DIRECTIVE> The entries below should be transcribed in their entirety, exactly as written.

Extracted records:
◇ ◇ ◇ ◇ ◇
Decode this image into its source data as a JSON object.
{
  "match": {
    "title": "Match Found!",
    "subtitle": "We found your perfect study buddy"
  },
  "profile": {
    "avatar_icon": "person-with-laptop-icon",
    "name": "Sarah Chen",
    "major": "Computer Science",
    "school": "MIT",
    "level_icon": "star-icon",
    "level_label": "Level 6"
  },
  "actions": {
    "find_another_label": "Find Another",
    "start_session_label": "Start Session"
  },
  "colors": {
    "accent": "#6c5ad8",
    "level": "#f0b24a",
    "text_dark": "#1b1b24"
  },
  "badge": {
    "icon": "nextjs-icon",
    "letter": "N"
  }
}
◇ ◇ ◇ ◇ ◇
THE RESULT>
Decode this image into its source data as a JSON object.
{
  "match": {
    "title": "Match Found!",
    "subtitle": "We found your perfect study buddy"
  },
  "profile": {
    "avatar_icon": "person-with-laptop-icon",
    "name": "Sarah Chen",
    "major": "Computer Science",
    "school": "MIT",
    "level_icon": "star-icon",
    "level_label": "Level 6"
  },
  "actions": {
    "find_another_label": "Find Another",
    "start_session_label": "Start Session"
  },
  "colors": {
    "accent": "#6c5ad8",
    "level": "#f0b24a",
    "text_dark": "#1b1b24"
  },
  "badge": {
    "icon": "nextjs-icon",
    "letter": "N"
  }
}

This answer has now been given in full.